## Data for this exercise
━━━━━━━━━━━━━━━━

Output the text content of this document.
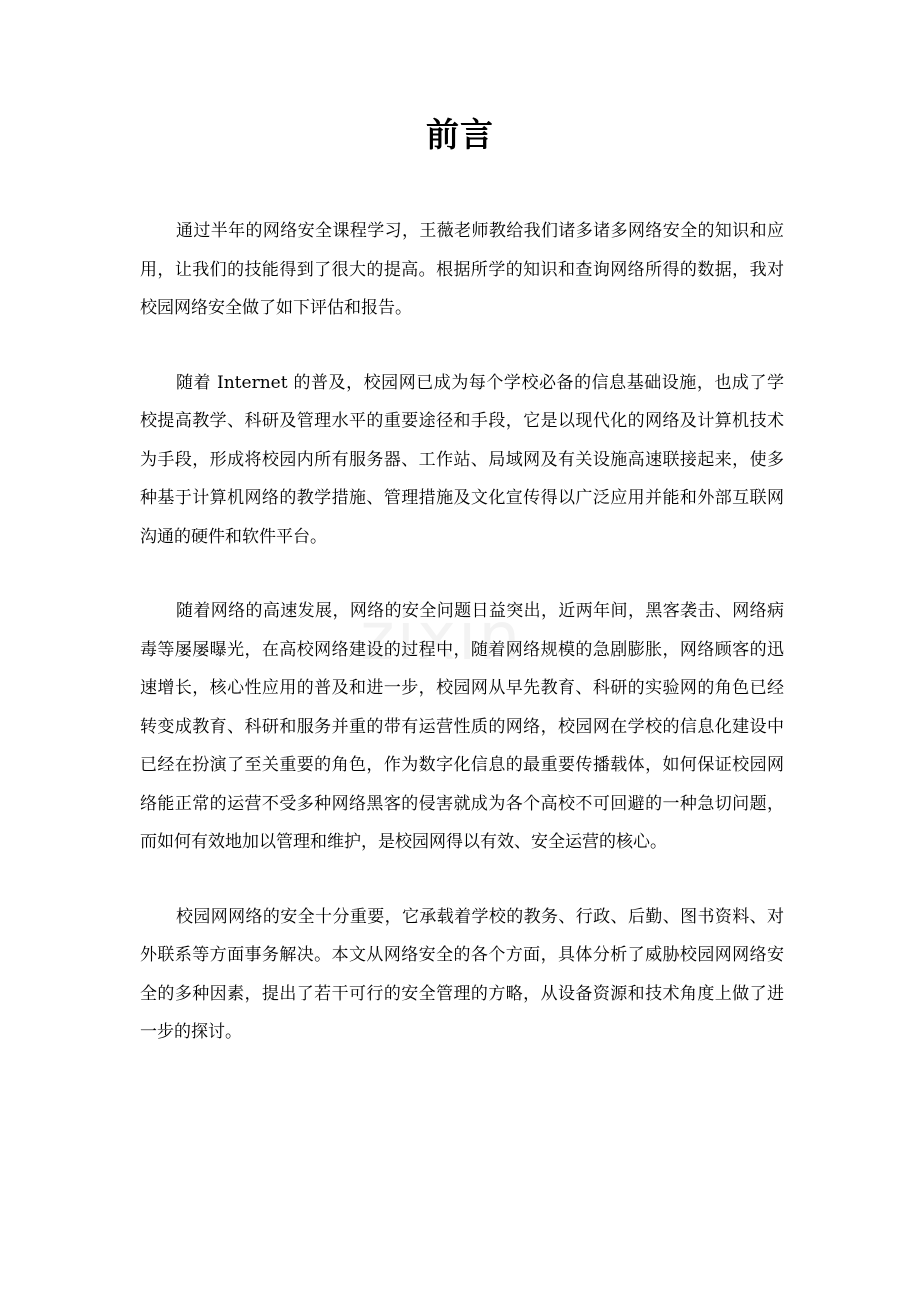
前言

通过半年的网络安全课程学习，王薇老师教给我们诸多诸多网络安全的知识和应用，让我们的技能得到了很大的提高。根据所学的知识和查询网络所得的数据，我对校园网络安全做了如下评估和报告。

随着 Internet 的普及，校园网已成为每个学校必备的信息基础设施，也成了学校提高教学、科研及管理水平的重要途径和手段，它是以现代化的网络及计算机技术为手段，形成将校园内所有服务器、工作站、局域网及有关设施高速联接起来，使多种基于计算机网络的教学措施、管理措施及文化宣传得以广泛应用并能和外部互联网沟通的硬件和软件平台。

随着网络的高速发展，网络的安全问题日益突出，近两年间，黑客袭击、网络病毒等屡屡曝光，在高校网络建设的过程中，随着网络规模的急剧膨胀，网络顾客的迅速增长，核心性应用的普及和进一步，校园网从早先教育、科研的实验网的角色已经转变成教育、科研和服务并重的带有运营性质的网络，校园网在学校的信息化建设中已经在扮演了至关重要的角色，作为数字化信息的最重要传播载体，如何保证校园网络能正常的运营不受多种网络黑客的侵害就成为各个高校不可回避的一种急切问题，而如何有效地加以管理和维护，是校园网得以有效、安全运营的核心。

校园网网络的安全十分重要，它承载着学校的教务、行政、后勤、图书资料、对外联系等方面事务解决。本文从网络安全的各个方面，具体分析了威胁校园网网络安全的多种因素，提出了若干可行的安全管理的方略，从设备资源和技术角度上做了进一步的探讨。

━━━━━━━━━━━━━━━━

From the entries above, output every line exactly and omit any image.

## Full answer
Output the text content of this document.
前言

通过半年的网络安全课程学习，王薇老师教给我们诸多诸多网络安全的知识和应用，让我们的技能得到了很大的提高。根据所学的知识和查询网络所得的数据，我对校园网络安全做了如下评估和报告。

随着 Internet 的普及，校园网已成为每个学校必备的信息基础设施，也成了学校提高教学、科研及管理水平的重要途径和手段，它是以现代化的网络及计算机技术为手段，形成将校园内所有服务器、工作站、局域网及有关设施高速联接起来，使多种基于计算机网络的教学措施、管理措施及文化宣传得以广泛应用并能和外部互联网沟通的硬件和软件平台。

随着网络的高速发展，网络的安全问题日益突出，近两年间，黑客袭击、网络病毒等屡屡曝光，在高校网络建设的过程中，随着网络规模的急剧膨胀，网络顾客的迅速增长，核心性应用的普及和进一步，校园网从早先教育、科研的实验网的角色已经转变成教育、科研和服务并重的带有运营性质的网络，校园网在学校的信息化建设中已经在扮演了至关重要的角色，作为数字化信息的最重要传播载体，如何保证校园网络能正常的运营不受多种网络黑客的侵害就成为各个高校不可回避的一种急切问题，而如何有效地加以管理和维护，是校园网得以有效、安全运营的核心。

校园网网络的安全十分重要，它承载着学校的教务、行政、后勤、图书资料、对外联系等方面事务解决。本文从网络安全的各个方面，具体分析了威胁校园网网络安全的多种因素，提出了若干可行的安全管理的方略，从设备资源和技术角度上做了进一步的探讨。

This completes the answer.